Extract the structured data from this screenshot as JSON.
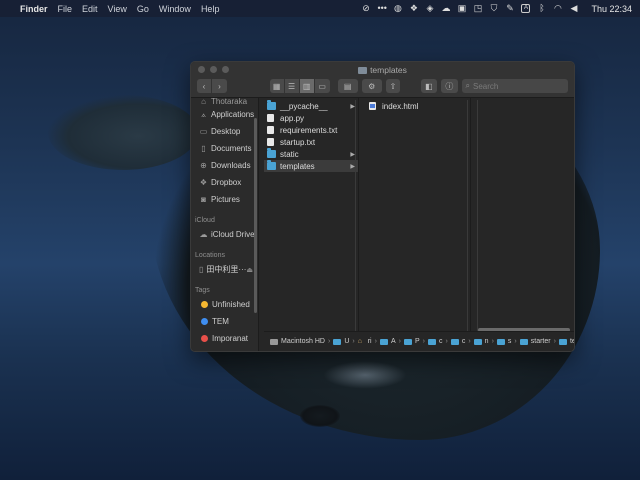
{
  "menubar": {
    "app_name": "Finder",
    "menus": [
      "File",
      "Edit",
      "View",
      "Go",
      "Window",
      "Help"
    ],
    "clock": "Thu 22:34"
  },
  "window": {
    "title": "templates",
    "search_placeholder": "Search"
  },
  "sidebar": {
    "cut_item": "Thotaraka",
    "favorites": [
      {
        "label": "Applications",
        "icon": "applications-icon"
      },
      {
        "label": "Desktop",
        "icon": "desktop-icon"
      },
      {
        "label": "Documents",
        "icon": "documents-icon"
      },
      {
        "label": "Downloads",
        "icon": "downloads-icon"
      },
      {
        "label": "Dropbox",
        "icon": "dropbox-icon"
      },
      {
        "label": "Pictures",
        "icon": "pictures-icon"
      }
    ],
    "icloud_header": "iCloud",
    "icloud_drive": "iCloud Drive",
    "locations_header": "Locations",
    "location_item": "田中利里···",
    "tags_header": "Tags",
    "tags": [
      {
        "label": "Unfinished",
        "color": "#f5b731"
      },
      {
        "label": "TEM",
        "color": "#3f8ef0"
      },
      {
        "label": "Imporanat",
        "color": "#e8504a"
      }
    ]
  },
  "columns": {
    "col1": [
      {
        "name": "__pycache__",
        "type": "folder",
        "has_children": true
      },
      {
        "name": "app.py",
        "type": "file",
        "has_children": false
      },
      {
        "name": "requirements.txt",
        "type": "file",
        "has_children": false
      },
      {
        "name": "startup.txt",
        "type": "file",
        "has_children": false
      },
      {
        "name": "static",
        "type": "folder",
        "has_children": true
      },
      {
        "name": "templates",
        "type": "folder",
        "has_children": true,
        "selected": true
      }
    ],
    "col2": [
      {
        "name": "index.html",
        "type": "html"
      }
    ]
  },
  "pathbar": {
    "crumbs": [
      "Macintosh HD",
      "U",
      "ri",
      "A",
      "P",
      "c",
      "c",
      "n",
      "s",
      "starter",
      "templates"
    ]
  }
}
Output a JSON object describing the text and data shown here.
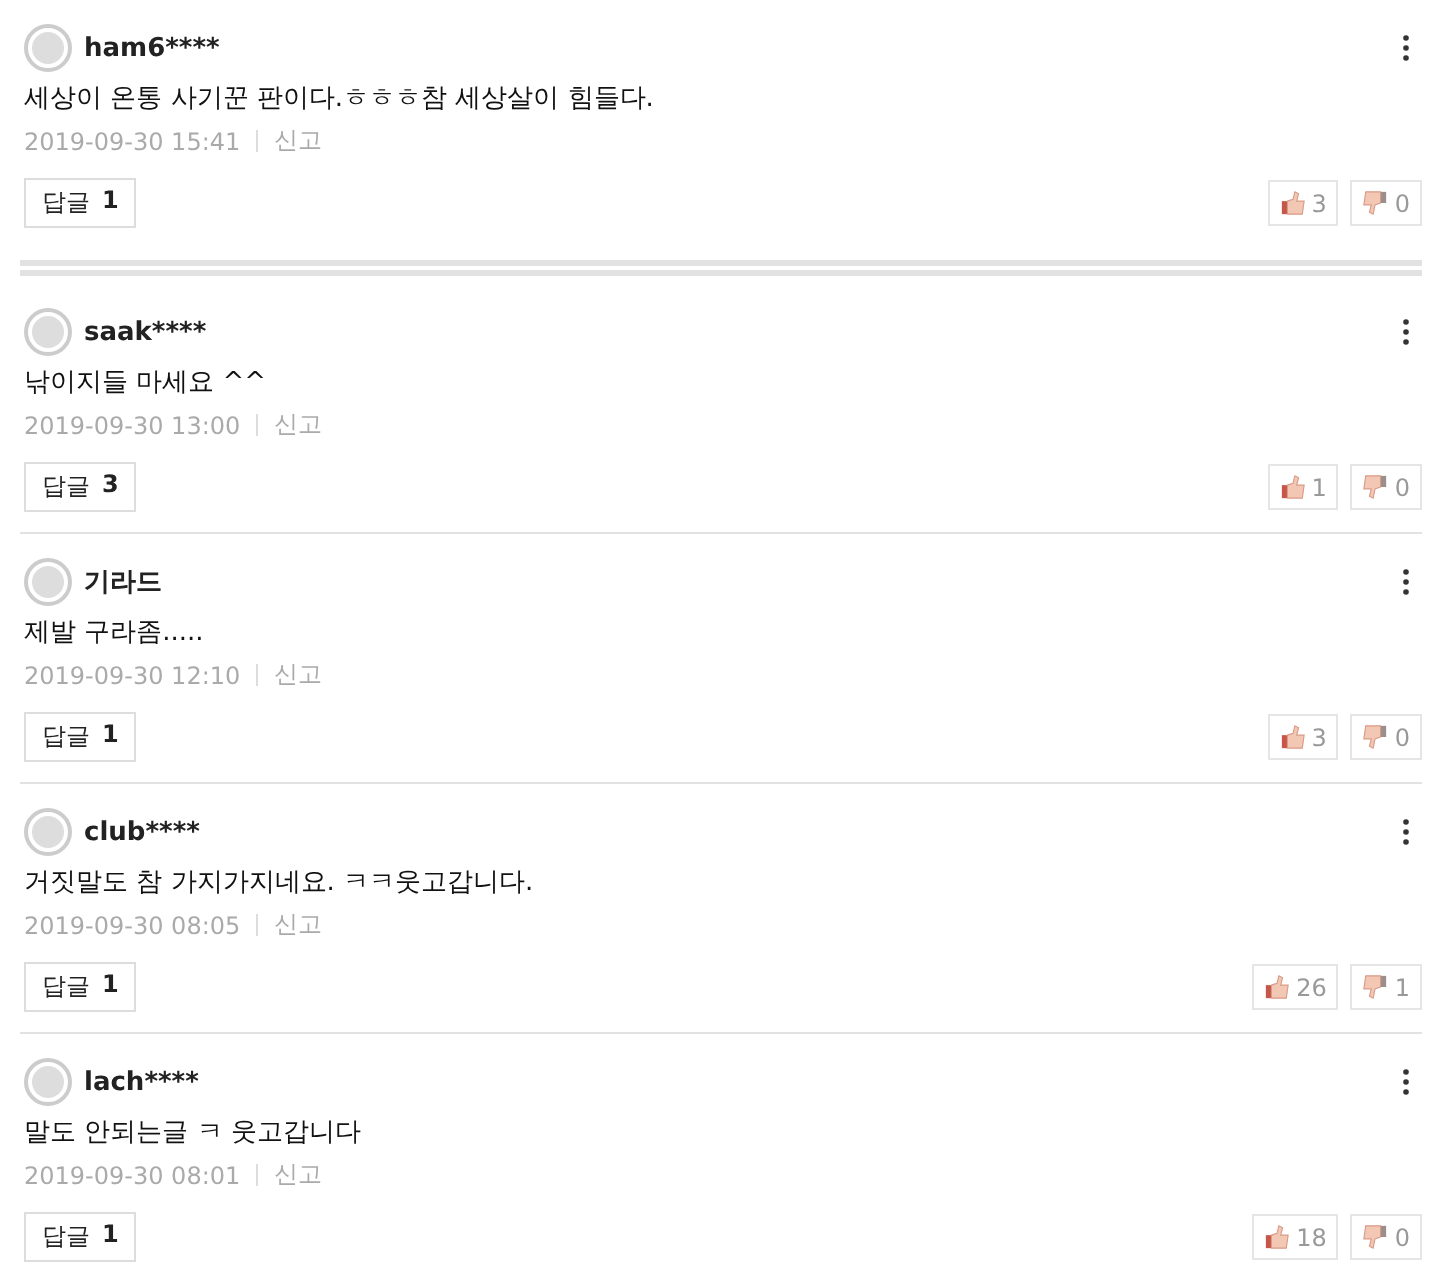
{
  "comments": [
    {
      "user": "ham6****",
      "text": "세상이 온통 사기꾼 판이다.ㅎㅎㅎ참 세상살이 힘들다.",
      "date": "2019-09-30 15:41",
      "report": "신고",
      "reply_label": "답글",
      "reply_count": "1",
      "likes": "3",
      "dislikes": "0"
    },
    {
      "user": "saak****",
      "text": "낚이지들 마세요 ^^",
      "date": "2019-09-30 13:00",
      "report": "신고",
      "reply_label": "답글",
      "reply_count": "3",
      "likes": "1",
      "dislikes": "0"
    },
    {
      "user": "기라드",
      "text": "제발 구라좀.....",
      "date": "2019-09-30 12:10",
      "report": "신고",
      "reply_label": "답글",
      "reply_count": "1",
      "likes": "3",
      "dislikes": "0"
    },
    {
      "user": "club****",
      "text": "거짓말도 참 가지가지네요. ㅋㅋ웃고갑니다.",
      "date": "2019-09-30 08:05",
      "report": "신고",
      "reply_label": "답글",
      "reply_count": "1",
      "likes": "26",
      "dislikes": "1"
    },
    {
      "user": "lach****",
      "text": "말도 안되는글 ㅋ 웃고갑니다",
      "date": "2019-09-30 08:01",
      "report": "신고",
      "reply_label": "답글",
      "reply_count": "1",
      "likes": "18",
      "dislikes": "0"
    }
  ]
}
----------
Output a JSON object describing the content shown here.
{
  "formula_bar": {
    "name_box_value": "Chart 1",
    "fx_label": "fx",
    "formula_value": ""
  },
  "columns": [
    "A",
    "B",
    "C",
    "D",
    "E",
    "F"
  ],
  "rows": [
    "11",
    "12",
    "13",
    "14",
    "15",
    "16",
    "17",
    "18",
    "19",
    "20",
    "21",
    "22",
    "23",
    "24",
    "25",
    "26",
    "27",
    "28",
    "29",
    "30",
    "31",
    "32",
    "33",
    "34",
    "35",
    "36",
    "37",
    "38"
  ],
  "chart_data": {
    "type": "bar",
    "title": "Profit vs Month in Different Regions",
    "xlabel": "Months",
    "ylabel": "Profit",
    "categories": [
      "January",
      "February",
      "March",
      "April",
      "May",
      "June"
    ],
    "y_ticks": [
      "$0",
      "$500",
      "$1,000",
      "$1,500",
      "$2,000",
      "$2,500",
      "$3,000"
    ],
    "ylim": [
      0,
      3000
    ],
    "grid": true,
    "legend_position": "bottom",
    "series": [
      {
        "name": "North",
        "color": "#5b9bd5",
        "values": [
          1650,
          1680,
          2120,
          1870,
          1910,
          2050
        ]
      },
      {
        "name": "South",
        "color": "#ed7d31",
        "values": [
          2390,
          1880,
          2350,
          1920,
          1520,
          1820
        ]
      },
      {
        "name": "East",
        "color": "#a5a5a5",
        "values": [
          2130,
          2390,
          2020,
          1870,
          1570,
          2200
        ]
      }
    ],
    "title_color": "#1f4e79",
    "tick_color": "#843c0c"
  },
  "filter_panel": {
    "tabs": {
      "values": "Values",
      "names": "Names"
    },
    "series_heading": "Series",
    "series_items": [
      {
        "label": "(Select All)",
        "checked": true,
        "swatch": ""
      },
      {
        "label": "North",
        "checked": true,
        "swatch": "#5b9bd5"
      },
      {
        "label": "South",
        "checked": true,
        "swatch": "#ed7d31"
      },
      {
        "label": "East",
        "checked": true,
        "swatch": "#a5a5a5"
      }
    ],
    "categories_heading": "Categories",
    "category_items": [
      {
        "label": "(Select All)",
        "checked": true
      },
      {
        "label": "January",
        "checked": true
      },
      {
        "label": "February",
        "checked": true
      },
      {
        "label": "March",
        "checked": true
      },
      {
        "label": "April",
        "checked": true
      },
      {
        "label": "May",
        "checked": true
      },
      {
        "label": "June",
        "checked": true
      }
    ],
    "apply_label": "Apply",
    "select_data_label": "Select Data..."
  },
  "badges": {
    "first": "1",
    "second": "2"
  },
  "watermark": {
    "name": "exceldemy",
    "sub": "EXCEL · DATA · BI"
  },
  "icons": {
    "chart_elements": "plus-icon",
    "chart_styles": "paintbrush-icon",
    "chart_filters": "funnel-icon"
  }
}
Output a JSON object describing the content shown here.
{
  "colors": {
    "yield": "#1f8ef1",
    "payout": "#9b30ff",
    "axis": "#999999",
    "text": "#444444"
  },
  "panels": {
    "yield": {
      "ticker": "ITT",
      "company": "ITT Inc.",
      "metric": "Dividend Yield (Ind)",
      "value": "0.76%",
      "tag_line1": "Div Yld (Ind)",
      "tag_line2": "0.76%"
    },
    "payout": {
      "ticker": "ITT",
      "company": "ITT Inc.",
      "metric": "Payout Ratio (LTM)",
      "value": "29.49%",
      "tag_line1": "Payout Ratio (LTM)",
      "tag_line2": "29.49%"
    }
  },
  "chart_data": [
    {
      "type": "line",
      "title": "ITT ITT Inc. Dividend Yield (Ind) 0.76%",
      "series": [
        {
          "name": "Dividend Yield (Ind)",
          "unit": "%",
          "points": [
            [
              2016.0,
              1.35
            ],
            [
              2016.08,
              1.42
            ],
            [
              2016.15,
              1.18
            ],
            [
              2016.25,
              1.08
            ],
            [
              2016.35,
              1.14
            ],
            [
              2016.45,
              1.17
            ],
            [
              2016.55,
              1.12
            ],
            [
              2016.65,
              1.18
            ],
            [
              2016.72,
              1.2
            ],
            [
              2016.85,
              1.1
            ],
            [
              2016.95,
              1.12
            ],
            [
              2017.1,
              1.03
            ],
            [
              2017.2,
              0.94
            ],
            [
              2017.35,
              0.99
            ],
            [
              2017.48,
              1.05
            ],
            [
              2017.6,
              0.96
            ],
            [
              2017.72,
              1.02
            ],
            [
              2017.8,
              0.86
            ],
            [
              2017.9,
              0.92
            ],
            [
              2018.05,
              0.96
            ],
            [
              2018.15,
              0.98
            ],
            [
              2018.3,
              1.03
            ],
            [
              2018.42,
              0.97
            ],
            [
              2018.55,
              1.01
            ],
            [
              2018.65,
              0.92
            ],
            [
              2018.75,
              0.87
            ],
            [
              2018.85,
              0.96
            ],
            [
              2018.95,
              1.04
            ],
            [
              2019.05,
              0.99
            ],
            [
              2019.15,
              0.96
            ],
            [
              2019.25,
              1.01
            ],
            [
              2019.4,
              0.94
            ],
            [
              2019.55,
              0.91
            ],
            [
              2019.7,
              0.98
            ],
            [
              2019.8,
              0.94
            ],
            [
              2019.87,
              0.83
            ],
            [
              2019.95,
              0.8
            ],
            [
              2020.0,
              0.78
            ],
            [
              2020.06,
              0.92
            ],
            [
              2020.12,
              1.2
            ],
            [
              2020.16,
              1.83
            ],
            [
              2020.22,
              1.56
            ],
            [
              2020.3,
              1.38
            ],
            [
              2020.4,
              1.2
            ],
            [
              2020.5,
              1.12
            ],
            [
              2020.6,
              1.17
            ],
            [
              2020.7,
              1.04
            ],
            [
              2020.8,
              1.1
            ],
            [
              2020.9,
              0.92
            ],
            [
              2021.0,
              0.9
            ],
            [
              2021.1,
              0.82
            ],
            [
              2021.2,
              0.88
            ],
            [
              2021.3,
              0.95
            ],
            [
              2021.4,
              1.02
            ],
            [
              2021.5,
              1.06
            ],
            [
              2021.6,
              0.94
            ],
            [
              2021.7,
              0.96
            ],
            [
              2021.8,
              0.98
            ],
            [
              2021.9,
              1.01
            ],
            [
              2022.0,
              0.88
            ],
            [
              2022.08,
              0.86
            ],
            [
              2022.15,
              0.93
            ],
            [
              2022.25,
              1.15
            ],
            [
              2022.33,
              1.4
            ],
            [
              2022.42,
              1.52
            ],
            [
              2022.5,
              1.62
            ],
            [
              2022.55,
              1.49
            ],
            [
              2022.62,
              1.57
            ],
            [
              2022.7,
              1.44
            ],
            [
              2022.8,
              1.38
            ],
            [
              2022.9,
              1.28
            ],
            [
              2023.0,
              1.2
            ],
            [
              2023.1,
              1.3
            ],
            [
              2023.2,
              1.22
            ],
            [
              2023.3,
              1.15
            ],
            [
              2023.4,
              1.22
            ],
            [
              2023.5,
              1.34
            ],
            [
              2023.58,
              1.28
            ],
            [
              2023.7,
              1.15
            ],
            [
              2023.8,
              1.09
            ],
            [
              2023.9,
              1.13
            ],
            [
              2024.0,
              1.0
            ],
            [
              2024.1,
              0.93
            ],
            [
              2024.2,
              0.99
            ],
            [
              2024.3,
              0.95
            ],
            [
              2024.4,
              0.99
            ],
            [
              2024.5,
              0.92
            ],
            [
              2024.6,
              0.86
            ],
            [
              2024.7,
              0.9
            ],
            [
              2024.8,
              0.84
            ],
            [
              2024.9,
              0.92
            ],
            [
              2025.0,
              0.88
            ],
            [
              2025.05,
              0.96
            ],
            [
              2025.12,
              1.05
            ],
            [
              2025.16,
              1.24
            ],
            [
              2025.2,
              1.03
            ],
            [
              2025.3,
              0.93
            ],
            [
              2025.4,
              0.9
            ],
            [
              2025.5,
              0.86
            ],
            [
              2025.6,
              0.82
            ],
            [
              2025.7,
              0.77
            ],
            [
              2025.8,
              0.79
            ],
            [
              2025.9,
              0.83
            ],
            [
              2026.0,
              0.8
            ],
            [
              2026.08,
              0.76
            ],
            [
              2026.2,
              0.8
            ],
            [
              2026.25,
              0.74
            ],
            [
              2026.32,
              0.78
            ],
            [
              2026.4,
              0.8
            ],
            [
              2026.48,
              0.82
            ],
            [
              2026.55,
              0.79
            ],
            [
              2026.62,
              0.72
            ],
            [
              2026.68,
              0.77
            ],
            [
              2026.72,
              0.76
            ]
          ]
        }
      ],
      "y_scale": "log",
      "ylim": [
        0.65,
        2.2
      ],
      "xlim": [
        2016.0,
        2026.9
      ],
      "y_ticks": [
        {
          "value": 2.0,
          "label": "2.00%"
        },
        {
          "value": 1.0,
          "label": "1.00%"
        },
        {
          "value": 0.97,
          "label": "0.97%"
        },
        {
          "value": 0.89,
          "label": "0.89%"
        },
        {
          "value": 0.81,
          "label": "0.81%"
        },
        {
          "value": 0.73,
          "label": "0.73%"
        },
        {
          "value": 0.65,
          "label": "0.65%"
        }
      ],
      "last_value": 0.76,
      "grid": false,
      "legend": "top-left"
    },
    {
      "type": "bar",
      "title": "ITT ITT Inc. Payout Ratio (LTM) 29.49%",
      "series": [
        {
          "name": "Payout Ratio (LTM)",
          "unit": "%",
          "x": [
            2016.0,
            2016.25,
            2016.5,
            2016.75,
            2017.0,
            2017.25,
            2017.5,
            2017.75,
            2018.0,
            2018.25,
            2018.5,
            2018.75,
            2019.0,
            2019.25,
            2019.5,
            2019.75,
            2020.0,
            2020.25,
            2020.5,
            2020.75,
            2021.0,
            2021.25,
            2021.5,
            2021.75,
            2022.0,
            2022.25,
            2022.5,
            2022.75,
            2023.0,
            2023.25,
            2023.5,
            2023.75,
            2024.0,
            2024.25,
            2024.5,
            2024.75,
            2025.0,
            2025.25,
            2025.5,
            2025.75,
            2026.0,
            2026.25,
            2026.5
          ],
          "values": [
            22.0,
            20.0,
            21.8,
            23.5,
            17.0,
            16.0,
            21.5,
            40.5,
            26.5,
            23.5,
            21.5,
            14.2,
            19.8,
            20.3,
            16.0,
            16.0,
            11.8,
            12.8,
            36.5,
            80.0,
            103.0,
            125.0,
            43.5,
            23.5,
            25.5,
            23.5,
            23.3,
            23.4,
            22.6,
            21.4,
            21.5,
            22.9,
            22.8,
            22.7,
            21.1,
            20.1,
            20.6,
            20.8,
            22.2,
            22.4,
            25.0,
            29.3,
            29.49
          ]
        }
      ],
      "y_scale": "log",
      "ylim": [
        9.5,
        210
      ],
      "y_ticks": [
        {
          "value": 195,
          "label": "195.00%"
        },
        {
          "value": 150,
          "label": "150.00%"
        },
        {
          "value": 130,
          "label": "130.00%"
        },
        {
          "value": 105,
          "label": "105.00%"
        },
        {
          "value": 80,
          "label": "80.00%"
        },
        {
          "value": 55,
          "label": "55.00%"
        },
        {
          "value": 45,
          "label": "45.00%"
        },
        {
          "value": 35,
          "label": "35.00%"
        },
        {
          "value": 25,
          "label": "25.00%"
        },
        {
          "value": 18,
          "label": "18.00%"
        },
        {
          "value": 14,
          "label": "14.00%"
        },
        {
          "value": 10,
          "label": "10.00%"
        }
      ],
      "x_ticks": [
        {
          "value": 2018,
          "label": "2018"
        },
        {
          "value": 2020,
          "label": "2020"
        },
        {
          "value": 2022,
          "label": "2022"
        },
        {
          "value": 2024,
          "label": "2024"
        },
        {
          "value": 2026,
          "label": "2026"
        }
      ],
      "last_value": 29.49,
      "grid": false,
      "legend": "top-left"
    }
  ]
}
----------
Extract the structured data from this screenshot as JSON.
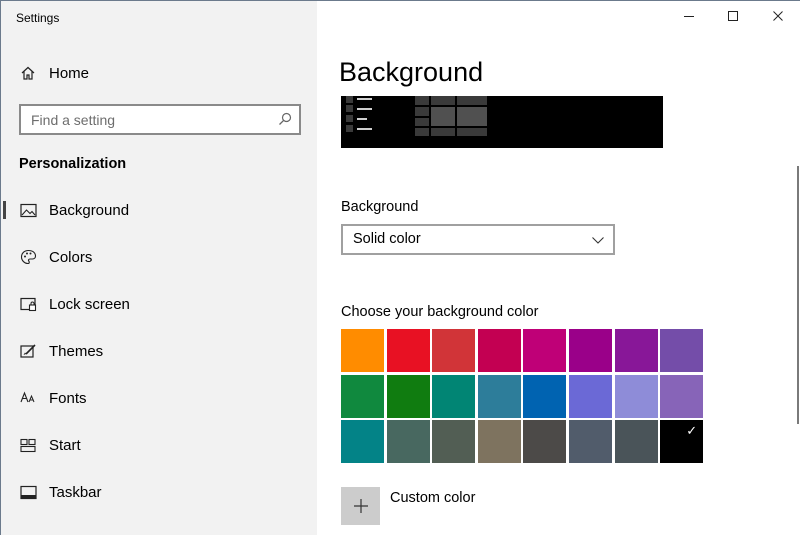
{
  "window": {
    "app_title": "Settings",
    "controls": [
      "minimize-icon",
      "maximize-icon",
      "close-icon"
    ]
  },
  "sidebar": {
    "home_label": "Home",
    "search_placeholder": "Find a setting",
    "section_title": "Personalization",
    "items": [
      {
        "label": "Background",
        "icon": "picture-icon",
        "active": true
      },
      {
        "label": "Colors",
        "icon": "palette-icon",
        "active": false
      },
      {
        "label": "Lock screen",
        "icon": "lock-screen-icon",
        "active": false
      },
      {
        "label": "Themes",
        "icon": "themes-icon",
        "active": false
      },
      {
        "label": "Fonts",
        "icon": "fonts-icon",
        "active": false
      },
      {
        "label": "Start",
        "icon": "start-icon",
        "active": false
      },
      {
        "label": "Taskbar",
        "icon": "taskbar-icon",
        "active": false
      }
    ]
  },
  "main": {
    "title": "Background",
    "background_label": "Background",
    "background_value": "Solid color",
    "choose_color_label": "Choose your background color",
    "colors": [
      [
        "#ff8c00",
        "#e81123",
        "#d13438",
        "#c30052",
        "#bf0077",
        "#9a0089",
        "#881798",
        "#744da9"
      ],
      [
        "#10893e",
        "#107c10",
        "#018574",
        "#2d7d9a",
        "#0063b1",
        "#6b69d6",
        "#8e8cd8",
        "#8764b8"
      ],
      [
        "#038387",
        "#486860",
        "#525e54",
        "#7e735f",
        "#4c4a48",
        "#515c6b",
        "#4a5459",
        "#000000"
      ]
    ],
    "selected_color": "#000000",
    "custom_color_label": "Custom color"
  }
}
----------
Where a line of the entries contains the word "metric", copy that line.

      "metric": "Dividend Yield (Ind)",
      "metric": "Payout Ratio (LTM)",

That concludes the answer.